[begin Records supplied]
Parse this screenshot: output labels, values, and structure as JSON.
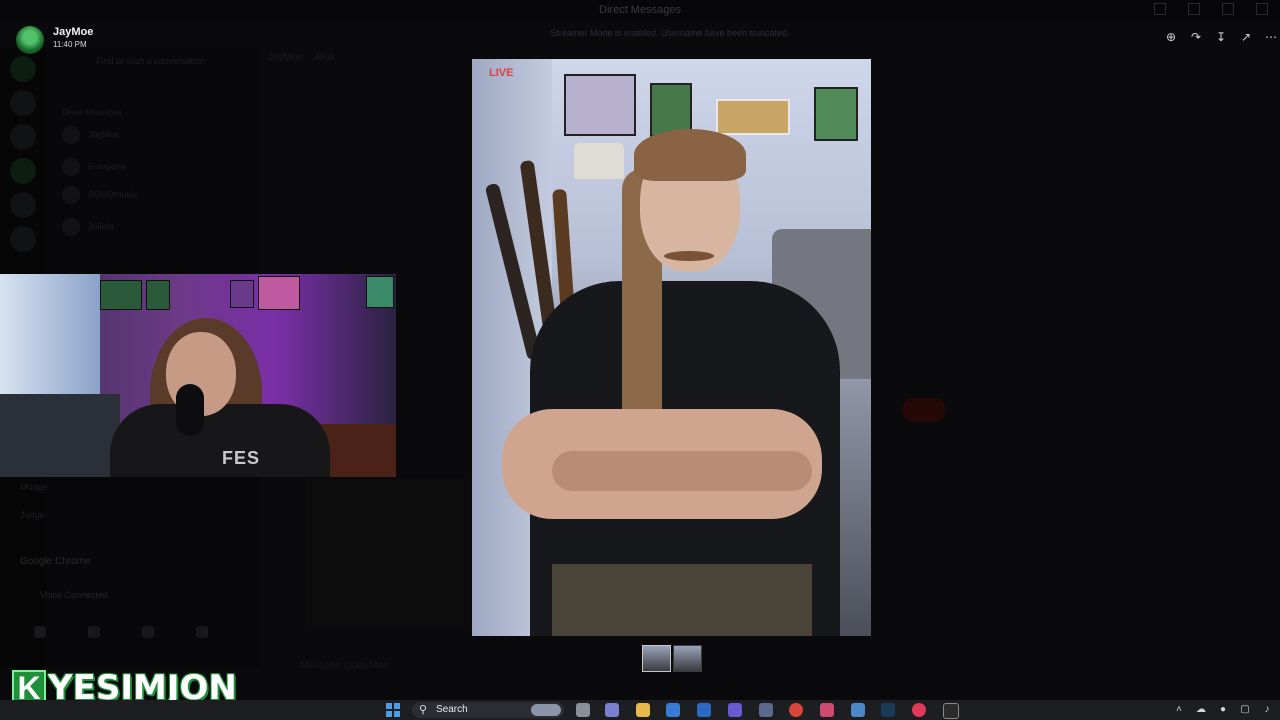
{
  "window": {
    "title": "Direct Messages",
    "notice": "Streamer Mode is enabled. Username have been truncated."
  },
  "profile": {
    "name": "JayMoe",
    "time": "11:40 PM"
  },
  "dm_list": {
    "search_placeholder": "Find or start a conversation",
    "header": "Direct Messages",
    "items": [
      "JayMoe",
      "Everyone",
      "BOVOmusic",
      "Jolinia"
    ],
    "lower": [
      "Mudge",
      "Judge"
    ]
  },
  "chat": {
    "header": "JayMoe",
    "aka": "AKA",
    "input_placeholder": "Message @JayMoe"
  },
  "voice": {
    "app": "Google Chrome",
    "status": "Voice Connected"
  },
  "viewer": {
    "tools": [
      "zoom-in-icon",
      "forward-icon",
      "download-icon",
      "open-external-icon",
      "more-icon"
    ],
    "thumbnail_count": 2,
    "selected_thumbnail": 1
  },
  "webcam": {
    "shirt_text": "FES"
  },
  "logo": {
    "letter": "K",
    "text": "YESIMJON",
    "accent": "#1f8f3a"
  },
  "taskbar": {
    "search_label": "Search"
  },
  "photo_neon": "LIVE"
}
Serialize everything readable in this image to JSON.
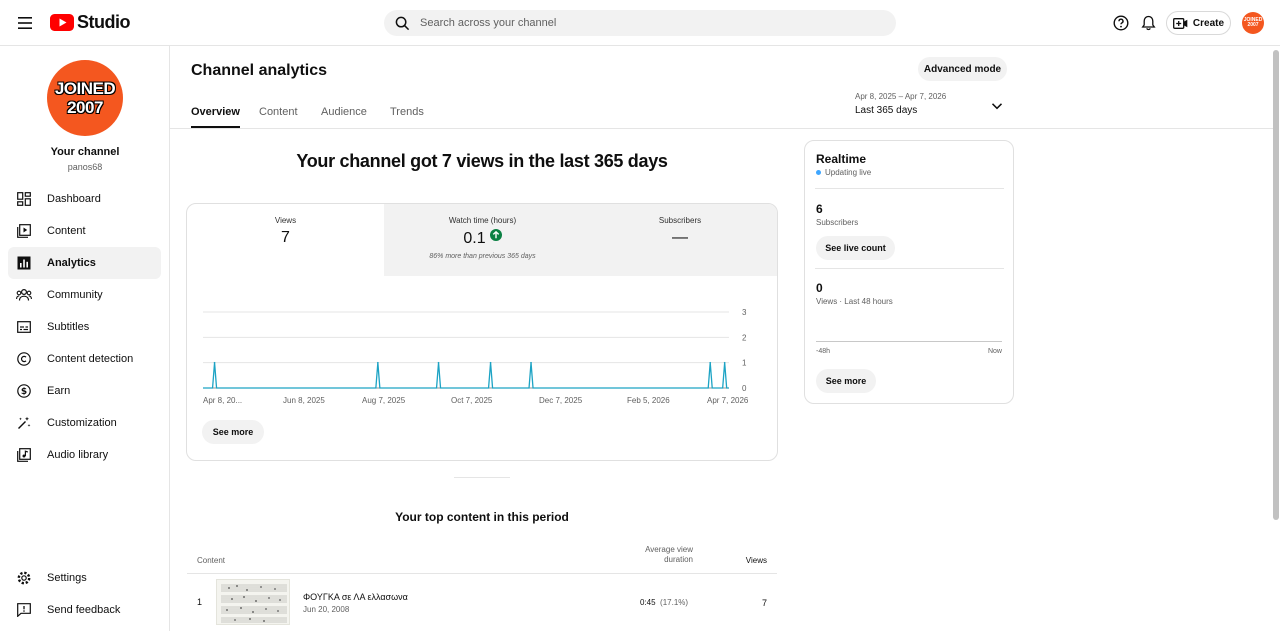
{
  "app": {
    "brand": "Studio",
    "avatar_text": [
      "JOINED",
      "2007"
    ]
  },
  "search": {
    "placeholder": "Search across your channel"
  },
  "header": {
    "create_label": "Create"
  },
  "sidebar": {
    "channel_label": "Your channel",
    "handle": "panos68",
    "items": [
      {
        "label": "Dashboard",
        "icon": "dashboard-icon"
      },
      {
        "label": "Content",
        "icon": "content-icon"
      },
      {
        "label": "Analytics",
        "icon": "analytics-icon",
        "active": true
      },
      {
        "label": "Community",
        "icon": "community-icon"
      },
      {
        "label": "Subtitles",
        "icon": "subtitles-icon"
      },
      {
        "label": "Content detection",
        "icon": "copyright-icon"
      },
      {
        "label": "Earn",
        "icon": "earn-icon"
      },
      {
        "label": "Customization",
        "icon": "customization-icon"
      },
      {
        "label": "Audio library",
        "icon": "audio-library-icon"
      }
    ],
    "bottom_items": [
      {
        "label": "Settings",
        "icon": "gear-icon"
      },
      {
        "label": "Send feedback",
        "icon": "feedback-icon"
      }
    ]
  },
  "page": {
    "title": "Channel analytics",
    "advanced_mode": "Advanced mode",
    "tabs": [
      "Overview",
      "Content",
      "Audience",
      "Trends"
    ],
    "date_range": "Apr 8, 2025 – Apr 7, 2026",
    "date_label": "Last 365 days",
    "headline": "Your channel got 7 views in the last 365 days"
  },
  "metrics": [
    {
      "label": "Views",
      "value": "7",
      "note": ""
    },
    {
      "label": "Watch time (hours)",
      "value": "0.1",
      "note": "86% more than previous 365 days",
      "trend": "up"
    },
    {
      "label": "Subscribers",
      "value": "—",
      "note": ""
    }
  ],
  "chart_data": {
    "type": "line",
    "x_ticks": [
      "Apr 8, 20...",
      "Jun 8, 2025",
      "Aug 7, 2025",
      "Oct 7, 2025",
      "Dec 7, 2025",
      "Feb 5, 2026",
      "Apr 7, 2026"
    ],
    "y_ticks": [
      "0",
      "1",
      "2",
      "3"
    ],
    "ylim": [
      0,
      3
    ],
    "grid": true,
    "series": [
      {
        "color": "#1ca3c4",
        "points": [
          {
            "x": "Apr 16, 2025",
            "y": 1
          },
          {
            "x": "Aug 7, 2025",
            "y": 1
          },
          {
            "x": "Sep 18, 2025",
            "y": 1
          },
          {
            "x": "Oct 24, 2025",
            "y": 1
          },
          {
            "x": "Nov 21, 2025",
            "y": 1
          },
          {
            "x": "Mar 25, 2026",
            "y": 1
          },
          {
            "x": "Apr 4, 2026",
            "y": 1
          }
        ]
      }
    ]
  },
  "overview": {
    "see_more": "See more"
  },
  "top_content": {
    "title": "Your top content in this period",
    "col_content": "Content",
    "col_avd_line1": "Average view",
    "col_avd_line2": "duration",
    "col_views": "Views",
    "rows": [
      {
        "rank": "1",
        "title": "ΦΟΥΓΚΑ σε ΛΑ ελλασωνα",
        "date": "Jun 20, 2008",
        "avd": "0:45",
        "avd_pct": "(17.1%)",
        "views": "7"
      }
    ]
  },
  "realtime": {
    "title": "Realtime",
    "status": "Updating live",
    "subscribers_value": "6",
    "subscribers_label": "Subscribers",
    "live_count_btn": "See live count",
    "views_value": "0",
    "views_label": "Views · Last 48 hours",
    "axis_start": "-48h",
    "axis_end": "Now",
    "see_more": "See more"
  }
}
[end Records supplied]
### Instructions for the task:
Select every line above that contains the word "Direct", and copy it.

### Expected answer:
    "title": "Direct Messages",
    "header": "Direct Messages",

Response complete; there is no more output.